Directive. Pictures appear in the records below; write out everything else exactly.

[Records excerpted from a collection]
+---+

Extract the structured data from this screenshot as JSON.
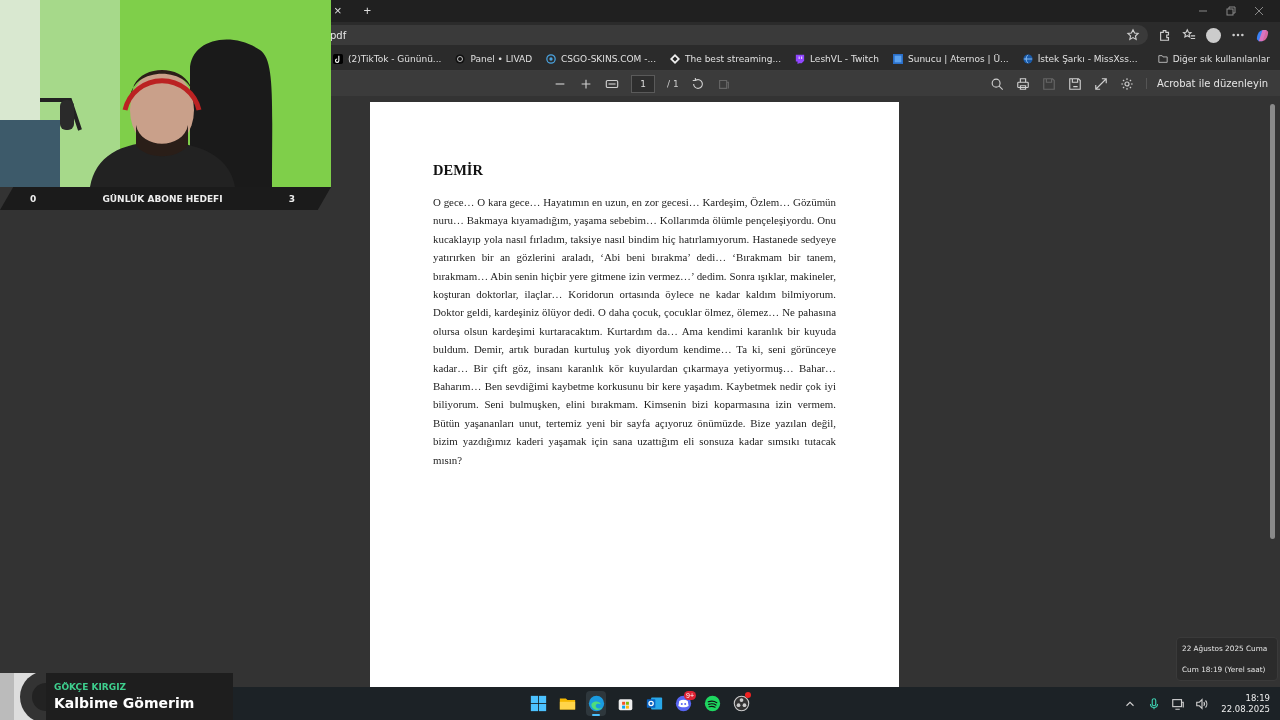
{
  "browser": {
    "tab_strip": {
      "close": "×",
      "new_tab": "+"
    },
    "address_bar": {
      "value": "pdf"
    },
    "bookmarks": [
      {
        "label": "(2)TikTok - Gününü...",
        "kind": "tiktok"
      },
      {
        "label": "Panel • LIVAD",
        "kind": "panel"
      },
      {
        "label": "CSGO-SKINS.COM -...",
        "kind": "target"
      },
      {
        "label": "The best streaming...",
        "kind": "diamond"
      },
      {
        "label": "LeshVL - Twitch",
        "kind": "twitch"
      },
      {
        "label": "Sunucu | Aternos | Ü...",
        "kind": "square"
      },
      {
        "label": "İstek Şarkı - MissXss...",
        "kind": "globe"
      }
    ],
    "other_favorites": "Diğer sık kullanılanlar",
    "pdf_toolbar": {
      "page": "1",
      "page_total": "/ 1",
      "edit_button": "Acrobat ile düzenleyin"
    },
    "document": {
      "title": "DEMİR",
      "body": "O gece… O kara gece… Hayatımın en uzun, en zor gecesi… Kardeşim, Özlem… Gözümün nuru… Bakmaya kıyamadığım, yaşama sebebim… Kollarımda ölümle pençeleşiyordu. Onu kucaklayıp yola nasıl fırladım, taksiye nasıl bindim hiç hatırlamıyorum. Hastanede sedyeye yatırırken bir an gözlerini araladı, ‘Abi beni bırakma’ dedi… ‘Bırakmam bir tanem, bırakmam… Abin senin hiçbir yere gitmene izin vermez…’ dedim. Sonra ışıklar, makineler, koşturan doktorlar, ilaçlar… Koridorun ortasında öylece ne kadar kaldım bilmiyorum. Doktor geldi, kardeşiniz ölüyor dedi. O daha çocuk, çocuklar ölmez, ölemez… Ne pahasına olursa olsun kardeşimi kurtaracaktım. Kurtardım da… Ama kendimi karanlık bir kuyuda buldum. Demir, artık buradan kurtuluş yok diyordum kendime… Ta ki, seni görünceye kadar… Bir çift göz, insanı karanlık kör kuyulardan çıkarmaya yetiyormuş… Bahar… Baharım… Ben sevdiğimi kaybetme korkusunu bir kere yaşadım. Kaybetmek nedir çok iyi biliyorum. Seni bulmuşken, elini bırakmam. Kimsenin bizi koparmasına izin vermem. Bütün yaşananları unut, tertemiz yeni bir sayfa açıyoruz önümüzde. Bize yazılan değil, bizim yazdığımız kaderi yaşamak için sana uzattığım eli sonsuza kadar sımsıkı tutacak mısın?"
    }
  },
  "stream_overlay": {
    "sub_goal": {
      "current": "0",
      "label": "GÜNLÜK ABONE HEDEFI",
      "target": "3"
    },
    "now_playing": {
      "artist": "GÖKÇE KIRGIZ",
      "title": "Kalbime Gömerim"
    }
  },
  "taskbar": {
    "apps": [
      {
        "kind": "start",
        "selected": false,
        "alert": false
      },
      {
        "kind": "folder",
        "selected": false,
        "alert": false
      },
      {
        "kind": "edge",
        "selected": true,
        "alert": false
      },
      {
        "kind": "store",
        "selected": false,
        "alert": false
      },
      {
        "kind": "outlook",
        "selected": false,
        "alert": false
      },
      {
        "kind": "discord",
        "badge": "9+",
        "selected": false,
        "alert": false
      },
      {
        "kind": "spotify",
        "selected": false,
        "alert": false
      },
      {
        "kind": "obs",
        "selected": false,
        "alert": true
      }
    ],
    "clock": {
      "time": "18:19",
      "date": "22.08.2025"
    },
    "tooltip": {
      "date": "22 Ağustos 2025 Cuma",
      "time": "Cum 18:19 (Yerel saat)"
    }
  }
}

+---+

Exercise response.
Extract the structured data from this screenshot as JSON.
{
  "browser": {
    "tab_strip": {
      "close": "×",
      "new_tab": "+"
    },
    "address_bar": {
      "value": "pdf"
    },
    "bookmarks": [
      {
        "label": "(2)TikTok - Gününü...",
        "kind": "tiktok"
      },
      {
        "label": "Panel • LIVAD",
        "kind": "panel"
      },
      {
        "label": "CSGO-SKINS.COM -...",
        "kind": "target"
      },
      {
        "label": "The best streaming...",
        "kind": "diamond"
      },
      {
        "label": "LeshVL - Twitch",
        "kind": "twitch"
      },
      {
        "label": "Sunucu | Aternos | Ü...",
        "kind": "square"
      },
      {
        "label": "İstek Şarkı - MissXss...",
        "kind": "globe"
      }
    ],
    "other_favorites": "Diğer sık kullanılanlar",
    "pdf_toolbar": {
      "page": "1",
      "page_total": "/ 1",
      "edit_button": "Acrobat ile düzenleyin"
    },
    "document": {
      "title": "DEMİR",
      "body": "O gece… O kara gece… Hayatımın en uzun, en zor gecesi… Kardeşim, Özlem… Gözümün nuru… Bakmaya kıyamadığım, yaşama sebebim… Kollarımda ölümle pençeleşiyordu. Onu kucaklayıp yola nasıl fırladım, taksiye nasıl bindim hiç hatırlamıyorum. Hastanede sedyeye yatırırken bir an gözlerini araladı, ‘Abi beni bırakma’ dedi… ‘Bırakmam bir tanem, bırakmam… Abin senin hiçbir yere gitmene izin vermez…’ dedim. Sonra ışıklar, makineler, koşturan doktorlar, ilaçlar… Koridorun ortasında öylece ne kadar kaldım bilmiyorum. Doktor geldi, kardeşiniz ölüyor dedi. O daha çocuk, çocuklar ölmez, ölemez… Ne pahasına olursa olsun kardeşimi kurtaracaktım. Kurtardım da… Ama kendimi karanlık bir kuyuda buldum. Demir, artık buradan kurtuluş yok diyordum kendime… Ta ki, seni görünceye kadar… Bir çift göz, insanı karanlık kör kuyulardan çıkarmaya yetiyormuş… Bahar… Baharım… Ben sevdiğimi kaybetme korkusunu bir kere yaşadım. Kaybetmek nedir çok iyi biliyorum. Seni bulmuşken, elini bırakmam. Kimsenin bizi koparmasına izin vermem. Bütün yaşananları unut, tertemiz yeni bir sayfa açıyoruz önümüzde. Bize yazılan değil, bizim yazdığımız kaderi yaşamak için sana uzattığım eli sonsuza kadar sımsıkı tutacak mısın?"
    }
  },
  "stream_overlay": {
    "sub_goal": {
      "current": "0",
      "label": "GÜNLÜK ABONE HEDEFI",
      "target": "3"
    },
    "now_playing": {
      "artist": "GÖKÇE KIRGIZ",
      "title": "Kalbime Gömerim"
    }
  },
  "taskbar": {
    "apps": [
      {
        "kind": "start",
        "selected": false,
        "alert": false
      },
      {
        "kind": "folder",
        "selected": false,
        "alert": false
      },
      {
        "kind": "edge",
        "selected": true,
        "alert": false
      },
      {
        "kind": "store",
        "selected": false,
        "alert": false
      },
      {
        "kind": "outlook",
        "selected": false,
        "alert": false
      },
      {
        "kind": "discord",
        "badge": "9+",
        "selected": false,
        "alert": false
      },
      {
        "kind": "spotify",
        "selected": false,
        "alert": false
      },
      {
        "kind": "obs",
        "selected": false,
        "alert": true
      }
    ],
    "clock": {
      "time": "18:19",
      "date": "22.08.2025"
    },
    "tooltip": {
      "date": "22 Ağustos 2025 Cuma",
      "time": "Cum 18:19 (Yerel saat)"
    }
  }
}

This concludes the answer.